— start of RAW RECORDS —

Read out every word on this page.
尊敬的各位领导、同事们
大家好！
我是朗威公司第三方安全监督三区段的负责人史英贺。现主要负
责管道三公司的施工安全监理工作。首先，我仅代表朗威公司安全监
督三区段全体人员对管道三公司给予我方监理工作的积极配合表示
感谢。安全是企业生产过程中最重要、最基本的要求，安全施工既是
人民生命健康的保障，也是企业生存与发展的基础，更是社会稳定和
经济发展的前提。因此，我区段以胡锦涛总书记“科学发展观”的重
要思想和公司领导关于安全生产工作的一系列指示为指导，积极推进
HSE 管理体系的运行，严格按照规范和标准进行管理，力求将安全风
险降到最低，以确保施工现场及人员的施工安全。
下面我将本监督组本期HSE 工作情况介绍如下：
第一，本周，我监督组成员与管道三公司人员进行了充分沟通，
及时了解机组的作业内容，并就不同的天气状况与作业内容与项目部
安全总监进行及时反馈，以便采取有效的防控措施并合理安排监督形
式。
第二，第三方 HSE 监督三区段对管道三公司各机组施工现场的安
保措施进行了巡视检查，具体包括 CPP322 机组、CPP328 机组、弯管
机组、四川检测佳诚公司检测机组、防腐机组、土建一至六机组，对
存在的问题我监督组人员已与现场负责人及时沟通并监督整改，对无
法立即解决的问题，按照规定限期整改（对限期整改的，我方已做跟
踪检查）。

— end of RAW RECORDS —

• **PROBLEM TO WORK ON**
Write all of the records out again exactly.

• **RESPONSE FOR THIS EXERCISE**
Read out every word on this page.
尊敬的各位领导、同事们
大家好！
我是朗威公司第三方安全监督三区段的负责人史英贺。现主要负
责管道三公司的施工安全监理工作。首先，我仅代表朗威公司安全监
督三区段全体人员对管道三公司给予我方监理工作的积极配合表示
感谢。安全是企业生产过程中最重要、最基本的要求，安全施工既是
人民生命健康的保障，也是企业生存与发展的基础，更是社会稳定和
经济发展的前提。因此，我区段以胡锦涛总书记“科学发展观”的重
要思想和公司领导关于安全生产工作的一系列指示为指导，积极推进
HSE 管理体系的运行，严格按照规范和标准进行管理，力求将安全风
险降到最低，以确保施工现场及人员的施工安全。
下面我将本监督组本期HSE 工作情况介绍如下：
第一，本周，我监督组成员与管道三公司人员进行了充分沟通，
及时了解机组的作业内容，并就不同的天气状况与作业内容与项目部
安全总监进行及时反馈，以便采取有效的防控措施并合理安排监督形
式。
第二，第三方 HSE 监督三区段对管道三公司各机组施工现场的安
保措施进行了巡视检查，具体包括 CPP322 机组、CPP328 机组、弯管
机组、四川检测佳诚公司检测机组、防腐机组、土建一至六机组，对
存在的问题我监督组人员已与现场负责人及时沟通并监督整改，对无
法立即解决的问题，按照规定限期整改（对限期整改的，我方已做跟
踪检查）。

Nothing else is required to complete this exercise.